DATA SHOWN.

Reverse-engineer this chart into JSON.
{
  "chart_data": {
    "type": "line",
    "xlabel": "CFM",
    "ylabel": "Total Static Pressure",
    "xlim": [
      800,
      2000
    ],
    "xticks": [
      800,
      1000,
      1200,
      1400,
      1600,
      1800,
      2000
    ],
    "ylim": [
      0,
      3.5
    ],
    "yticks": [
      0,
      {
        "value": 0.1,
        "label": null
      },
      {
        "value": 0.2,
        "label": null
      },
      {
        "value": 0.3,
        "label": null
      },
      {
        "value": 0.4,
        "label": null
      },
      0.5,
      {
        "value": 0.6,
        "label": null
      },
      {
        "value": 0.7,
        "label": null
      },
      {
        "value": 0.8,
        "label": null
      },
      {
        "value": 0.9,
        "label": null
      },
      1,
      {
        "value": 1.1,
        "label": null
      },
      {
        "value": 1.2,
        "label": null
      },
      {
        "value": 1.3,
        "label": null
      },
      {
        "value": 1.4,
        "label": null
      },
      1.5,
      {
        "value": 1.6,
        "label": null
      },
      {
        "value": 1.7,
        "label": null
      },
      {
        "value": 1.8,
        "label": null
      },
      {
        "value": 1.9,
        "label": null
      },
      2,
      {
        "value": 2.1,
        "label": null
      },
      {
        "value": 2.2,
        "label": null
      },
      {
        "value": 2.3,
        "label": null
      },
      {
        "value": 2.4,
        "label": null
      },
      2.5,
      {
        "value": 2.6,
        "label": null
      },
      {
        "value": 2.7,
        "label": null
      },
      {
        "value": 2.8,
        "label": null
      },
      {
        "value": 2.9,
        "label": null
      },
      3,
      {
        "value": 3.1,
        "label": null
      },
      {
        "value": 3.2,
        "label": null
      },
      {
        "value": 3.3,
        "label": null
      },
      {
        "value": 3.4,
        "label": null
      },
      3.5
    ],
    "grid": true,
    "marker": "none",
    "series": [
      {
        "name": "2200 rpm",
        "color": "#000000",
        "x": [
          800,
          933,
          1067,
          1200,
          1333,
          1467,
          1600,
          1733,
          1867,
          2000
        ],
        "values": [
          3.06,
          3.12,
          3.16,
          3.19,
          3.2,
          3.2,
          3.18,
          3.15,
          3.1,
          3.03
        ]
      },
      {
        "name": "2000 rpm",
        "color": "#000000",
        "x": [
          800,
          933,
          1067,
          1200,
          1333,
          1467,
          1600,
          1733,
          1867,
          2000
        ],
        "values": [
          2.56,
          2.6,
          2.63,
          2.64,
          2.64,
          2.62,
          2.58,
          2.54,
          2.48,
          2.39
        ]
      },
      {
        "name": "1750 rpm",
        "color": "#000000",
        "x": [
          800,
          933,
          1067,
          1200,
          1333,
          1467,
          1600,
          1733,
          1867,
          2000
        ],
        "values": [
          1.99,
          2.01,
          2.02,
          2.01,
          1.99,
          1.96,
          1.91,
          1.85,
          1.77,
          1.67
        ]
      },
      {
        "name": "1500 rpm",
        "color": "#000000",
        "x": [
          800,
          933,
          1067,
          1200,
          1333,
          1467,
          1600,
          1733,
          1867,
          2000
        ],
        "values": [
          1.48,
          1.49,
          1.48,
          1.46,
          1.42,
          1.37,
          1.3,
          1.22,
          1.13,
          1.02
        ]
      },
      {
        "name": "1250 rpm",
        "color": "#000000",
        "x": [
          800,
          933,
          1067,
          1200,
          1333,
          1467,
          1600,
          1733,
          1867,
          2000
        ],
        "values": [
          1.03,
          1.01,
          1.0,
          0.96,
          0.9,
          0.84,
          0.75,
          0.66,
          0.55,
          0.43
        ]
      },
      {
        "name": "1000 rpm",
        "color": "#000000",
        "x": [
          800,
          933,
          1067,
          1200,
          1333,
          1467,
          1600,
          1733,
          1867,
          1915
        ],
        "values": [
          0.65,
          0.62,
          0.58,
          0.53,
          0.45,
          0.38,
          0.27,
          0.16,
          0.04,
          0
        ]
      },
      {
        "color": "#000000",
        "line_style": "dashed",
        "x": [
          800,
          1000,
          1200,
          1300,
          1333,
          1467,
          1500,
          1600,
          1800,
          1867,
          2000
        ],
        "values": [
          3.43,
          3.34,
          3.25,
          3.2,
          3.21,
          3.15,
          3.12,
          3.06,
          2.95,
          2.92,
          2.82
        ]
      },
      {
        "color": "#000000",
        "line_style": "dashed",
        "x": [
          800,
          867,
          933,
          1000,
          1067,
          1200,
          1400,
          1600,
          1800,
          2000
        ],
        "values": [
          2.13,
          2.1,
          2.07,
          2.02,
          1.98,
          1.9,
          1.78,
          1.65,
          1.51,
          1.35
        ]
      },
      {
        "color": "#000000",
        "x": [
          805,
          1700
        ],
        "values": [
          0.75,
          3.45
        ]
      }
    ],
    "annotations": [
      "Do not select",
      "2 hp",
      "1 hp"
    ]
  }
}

EXERCISE DETAILS. Look through the material above and work out how many of its lines contain "name". State the number only.

OUTPUT. 6